**Task directions**. Exactly the lines from the one containing "Extract all readable text from this page." through the end of the data below are to be reproduced, and nothing besides them.
▽
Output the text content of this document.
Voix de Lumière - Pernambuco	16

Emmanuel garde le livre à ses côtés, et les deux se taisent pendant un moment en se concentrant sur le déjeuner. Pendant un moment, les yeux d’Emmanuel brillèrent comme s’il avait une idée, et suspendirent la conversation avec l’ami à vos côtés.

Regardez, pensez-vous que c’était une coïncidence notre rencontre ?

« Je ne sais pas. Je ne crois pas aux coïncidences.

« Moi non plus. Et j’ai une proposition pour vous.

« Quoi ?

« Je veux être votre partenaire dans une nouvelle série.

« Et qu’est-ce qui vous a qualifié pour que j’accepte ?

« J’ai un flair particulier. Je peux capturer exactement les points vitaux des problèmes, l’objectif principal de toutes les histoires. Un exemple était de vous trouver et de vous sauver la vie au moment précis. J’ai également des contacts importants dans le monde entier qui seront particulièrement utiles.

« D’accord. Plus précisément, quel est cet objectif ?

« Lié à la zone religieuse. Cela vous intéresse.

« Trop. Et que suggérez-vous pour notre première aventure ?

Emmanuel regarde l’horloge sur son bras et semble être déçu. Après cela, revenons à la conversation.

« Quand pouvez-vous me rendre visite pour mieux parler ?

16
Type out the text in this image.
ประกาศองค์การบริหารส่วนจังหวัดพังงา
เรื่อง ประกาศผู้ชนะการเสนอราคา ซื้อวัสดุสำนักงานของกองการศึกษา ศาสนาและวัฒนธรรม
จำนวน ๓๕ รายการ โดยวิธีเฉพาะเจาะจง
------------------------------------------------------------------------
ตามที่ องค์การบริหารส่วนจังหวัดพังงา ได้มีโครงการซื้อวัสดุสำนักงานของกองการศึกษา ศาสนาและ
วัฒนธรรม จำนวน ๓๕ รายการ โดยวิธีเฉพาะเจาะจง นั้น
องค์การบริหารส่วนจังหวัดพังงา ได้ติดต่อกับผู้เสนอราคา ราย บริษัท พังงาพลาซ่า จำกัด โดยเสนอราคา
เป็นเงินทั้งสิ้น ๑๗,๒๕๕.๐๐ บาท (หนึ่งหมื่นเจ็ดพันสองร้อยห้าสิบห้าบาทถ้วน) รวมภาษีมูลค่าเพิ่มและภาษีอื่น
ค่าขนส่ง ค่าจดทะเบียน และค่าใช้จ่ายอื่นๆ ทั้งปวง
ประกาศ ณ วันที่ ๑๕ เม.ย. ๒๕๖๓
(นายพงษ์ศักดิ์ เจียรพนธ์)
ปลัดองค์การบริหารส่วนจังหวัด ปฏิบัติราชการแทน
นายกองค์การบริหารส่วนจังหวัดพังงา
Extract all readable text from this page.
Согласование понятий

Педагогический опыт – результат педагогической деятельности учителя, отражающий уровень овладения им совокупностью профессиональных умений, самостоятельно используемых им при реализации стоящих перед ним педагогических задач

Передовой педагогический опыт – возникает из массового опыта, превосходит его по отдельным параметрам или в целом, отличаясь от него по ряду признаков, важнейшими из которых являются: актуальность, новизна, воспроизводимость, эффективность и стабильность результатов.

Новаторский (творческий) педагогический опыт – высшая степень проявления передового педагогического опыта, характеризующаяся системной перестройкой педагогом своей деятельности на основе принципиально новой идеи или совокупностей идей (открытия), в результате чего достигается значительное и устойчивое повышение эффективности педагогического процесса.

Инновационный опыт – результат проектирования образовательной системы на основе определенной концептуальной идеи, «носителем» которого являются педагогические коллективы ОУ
△
**Completed exercise**.
Extract all readable text from this page.
Согласование понятий

Педагогический опыт – результат педагогической деятельности учителя, отражающий уровень овладения им совокупностью профессиональных умений, самостоятельно используемых им при реализации стоящих перед ним педагогических задач

Передовой педагогический опыт – возникает из массового опыта, превосходит его по отдельным параметрам или в целом, отличаясь от него по ряду признаков, важнейшими из которых являются: актуальность, новизна, воспроизводимость, эффективность и стабильность результатов.

Новаторский (творческий) педагогический опыт – высшая степень проявления передового педагогического опыта, характеризующаяся системной перестройкой педагогом своей деятельности на основе принципиально новой идеи или совокупностей идей (открытия), в результате чего достигается значительное и устойчивое повышение эффективности педагогического процесса.

Инновационный опыт – результат проектирования образовательной системы на основе определенной концептуальной идеи, «носителем» которого являются педагогические коллективы ОУ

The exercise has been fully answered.